Data for this exercise:
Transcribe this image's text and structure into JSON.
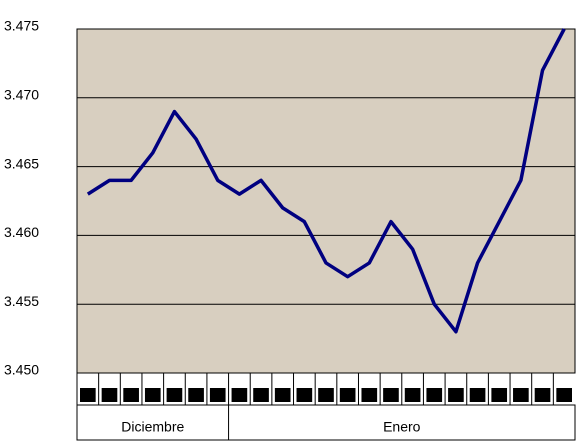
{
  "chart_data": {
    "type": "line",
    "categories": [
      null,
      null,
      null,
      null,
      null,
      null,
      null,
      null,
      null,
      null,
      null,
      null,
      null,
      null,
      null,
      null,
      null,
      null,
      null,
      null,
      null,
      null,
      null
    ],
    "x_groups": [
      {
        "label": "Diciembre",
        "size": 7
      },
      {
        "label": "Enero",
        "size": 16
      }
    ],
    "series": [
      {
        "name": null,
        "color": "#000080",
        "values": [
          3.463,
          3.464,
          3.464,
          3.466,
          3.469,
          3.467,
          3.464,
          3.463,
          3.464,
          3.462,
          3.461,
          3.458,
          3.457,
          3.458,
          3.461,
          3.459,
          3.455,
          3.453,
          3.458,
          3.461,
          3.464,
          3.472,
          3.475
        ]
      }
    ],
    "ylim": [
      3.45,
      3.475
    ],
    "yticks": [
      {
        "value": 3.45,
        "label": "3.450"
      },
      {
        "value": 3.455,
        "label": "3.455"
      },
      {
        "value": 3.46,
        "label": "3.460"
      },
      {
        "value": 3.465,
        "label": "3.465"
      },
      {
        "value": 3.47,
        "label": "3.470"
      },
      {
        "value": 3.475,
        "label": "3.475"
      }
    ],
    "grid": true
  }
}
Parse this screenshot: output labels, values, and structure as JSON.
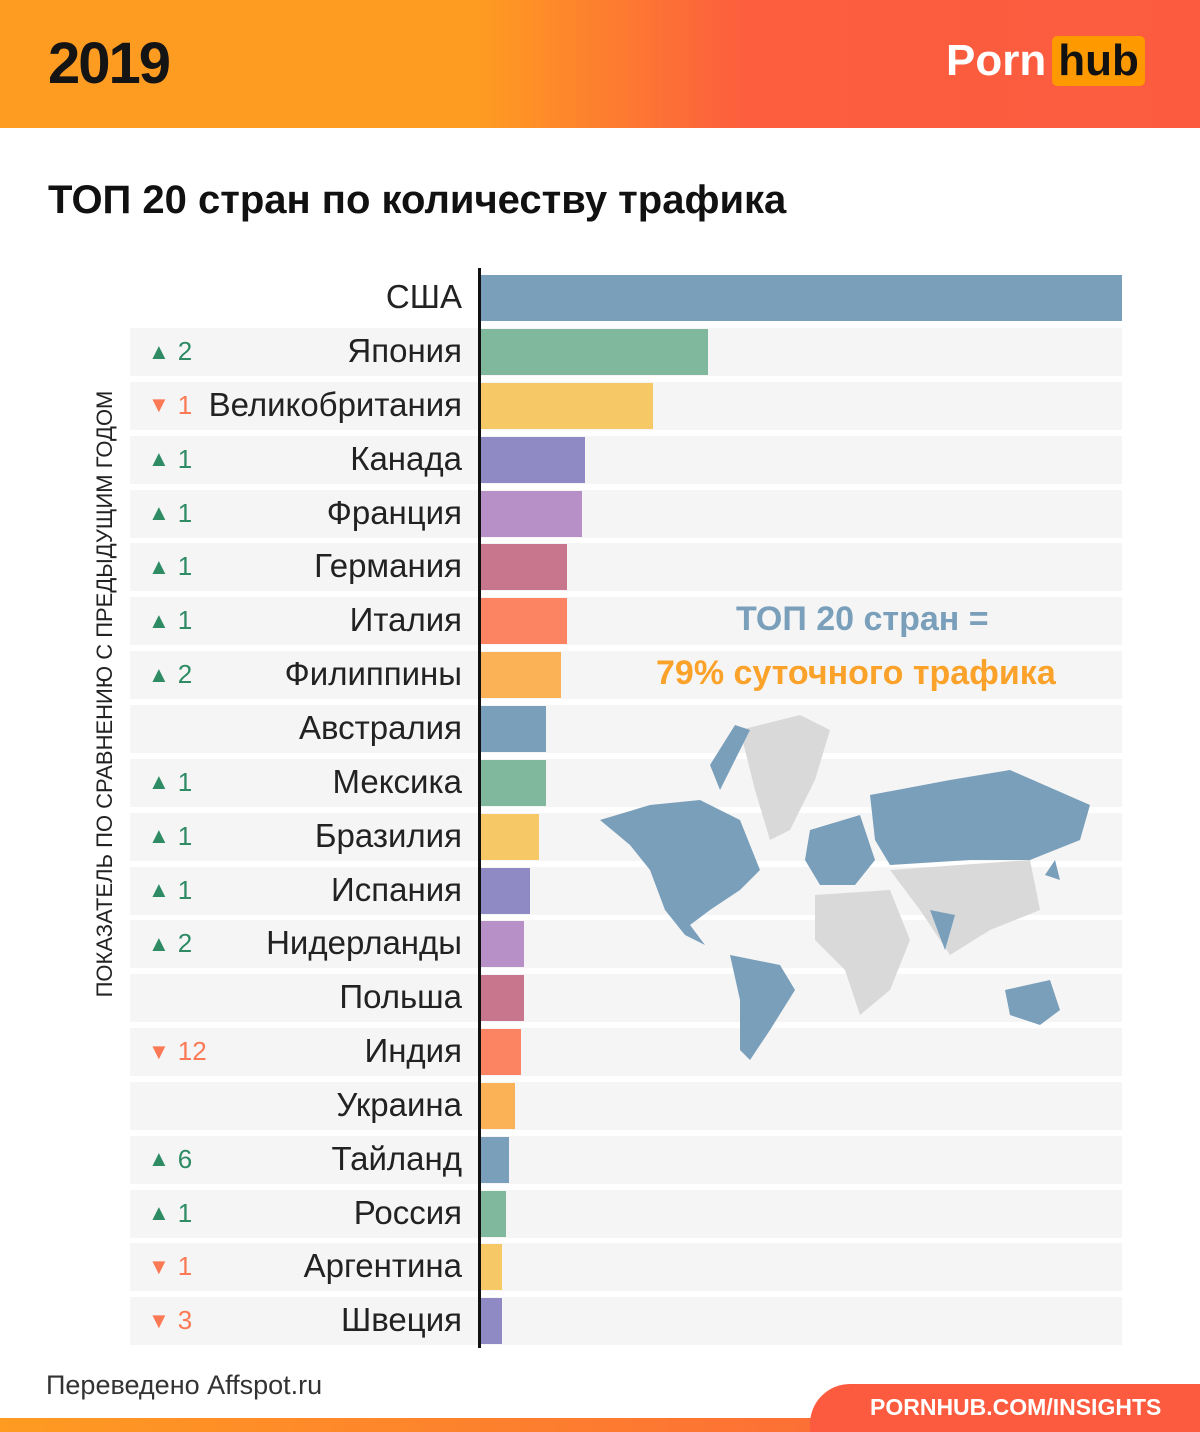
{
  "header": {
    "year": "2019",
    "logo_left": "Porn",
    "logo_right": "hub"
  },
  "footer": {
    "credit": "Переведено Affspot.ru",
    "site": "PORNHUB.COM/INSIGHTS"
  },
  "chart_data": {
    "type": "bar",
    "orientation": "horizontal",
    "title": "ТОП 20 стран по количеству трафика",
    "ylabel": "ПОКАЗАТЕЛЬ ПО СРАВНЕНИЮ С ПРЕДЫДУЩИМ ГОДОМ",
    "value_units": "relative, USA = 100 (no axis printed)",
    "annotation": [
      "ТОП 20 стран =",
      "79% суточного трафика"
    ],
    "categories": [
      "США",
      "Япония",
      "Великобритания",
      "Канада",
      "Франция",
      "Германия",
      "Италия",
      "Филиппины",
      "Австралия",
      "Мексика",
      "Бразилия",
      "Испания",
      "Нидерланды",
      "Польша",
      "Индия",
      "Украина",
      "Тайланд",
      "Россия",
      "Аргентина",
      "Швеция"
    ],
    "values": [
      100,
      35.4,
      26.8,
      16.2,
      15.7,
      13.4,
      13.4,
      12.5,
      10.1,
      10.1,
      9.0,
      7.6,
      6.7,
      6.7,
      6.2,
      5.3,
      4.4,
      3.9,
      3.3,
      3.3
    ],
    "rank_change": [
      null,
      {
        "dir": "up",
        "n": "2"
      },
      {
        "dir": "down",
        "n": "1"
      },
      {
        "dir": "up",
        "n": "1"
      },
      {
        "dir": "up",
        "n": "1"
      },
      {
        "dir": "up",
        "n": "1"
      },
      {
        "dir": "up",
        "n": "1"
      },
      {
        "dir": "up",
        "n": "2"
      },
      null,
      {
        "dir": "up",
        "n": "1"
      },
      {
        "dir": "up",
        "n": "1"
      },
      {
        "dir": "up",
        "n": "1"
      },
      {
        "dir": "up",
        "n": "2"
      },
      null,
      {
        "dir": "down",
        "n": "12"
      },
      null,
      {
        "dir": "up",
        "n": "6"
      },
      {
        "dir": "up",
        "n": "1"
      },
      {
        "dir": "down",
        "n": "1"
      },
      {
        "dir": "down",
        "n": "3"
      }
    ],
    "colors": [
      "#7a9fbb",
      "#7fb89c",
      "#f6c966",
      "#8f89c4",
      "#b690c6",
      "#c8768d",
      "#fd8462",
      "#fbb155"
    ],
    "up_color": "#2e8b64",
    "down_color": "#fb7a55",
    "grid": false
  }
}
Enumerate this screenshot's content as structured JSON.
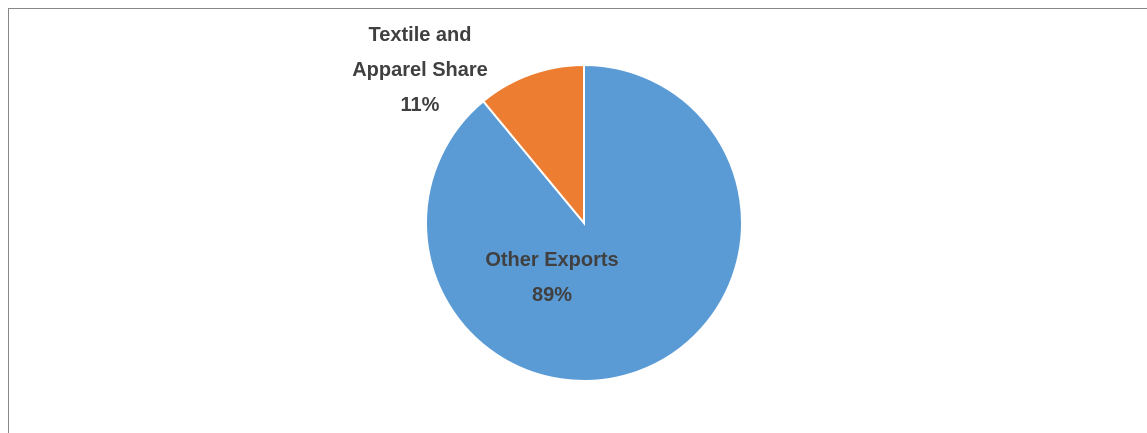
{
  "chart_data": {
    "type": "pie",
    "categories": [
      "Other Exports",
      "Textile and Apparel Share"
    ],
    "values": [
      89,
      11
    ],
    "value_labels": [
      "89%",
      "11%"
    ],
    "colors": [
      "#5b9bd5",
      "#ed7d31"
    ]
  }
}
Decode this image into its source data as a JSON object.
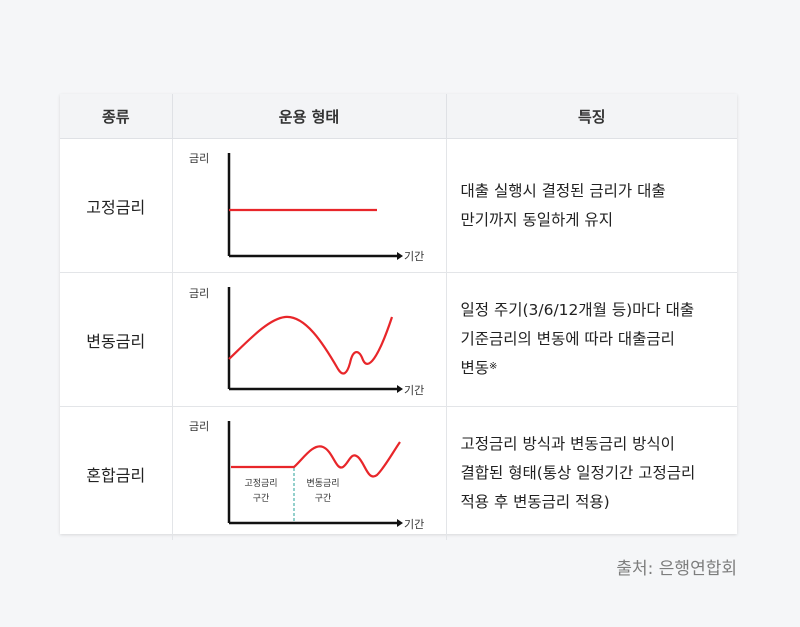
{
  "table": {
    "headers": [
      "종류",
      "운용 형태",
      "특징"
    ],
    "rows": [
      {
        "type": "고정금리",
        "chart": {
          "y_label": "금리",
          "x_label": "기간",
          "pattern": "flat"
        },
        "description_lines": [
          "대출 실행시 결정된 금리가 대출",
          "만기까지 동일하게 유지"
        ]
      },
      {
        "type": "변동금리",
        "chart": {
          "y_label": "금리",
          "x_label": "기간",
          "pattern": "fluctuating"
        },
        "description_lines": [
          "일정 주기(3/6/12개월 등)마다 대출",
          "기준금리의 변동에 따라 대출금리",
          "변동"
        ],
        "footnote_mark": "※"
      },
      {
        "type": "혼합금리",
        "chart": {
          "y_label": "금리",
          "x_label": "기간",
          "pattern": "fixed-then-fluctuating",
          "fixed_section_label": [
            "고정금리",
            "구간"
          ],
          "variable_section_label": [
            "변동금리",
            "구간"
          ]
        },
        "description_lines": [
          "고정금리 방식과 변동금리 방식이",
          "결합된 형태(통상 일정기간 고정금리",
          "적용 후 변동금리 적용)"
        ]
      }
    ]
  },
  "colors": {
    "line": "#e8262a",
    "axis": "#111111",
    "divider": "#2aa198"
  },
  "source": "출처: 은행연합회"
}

Task requirements:
Gather, from the listing above, every line carrying the word "screenshot".

Reply to the exercise:
Parse this screenshot: output labels, values, and structure as JSON.
Enumerate this screenshot's content as structured JSON.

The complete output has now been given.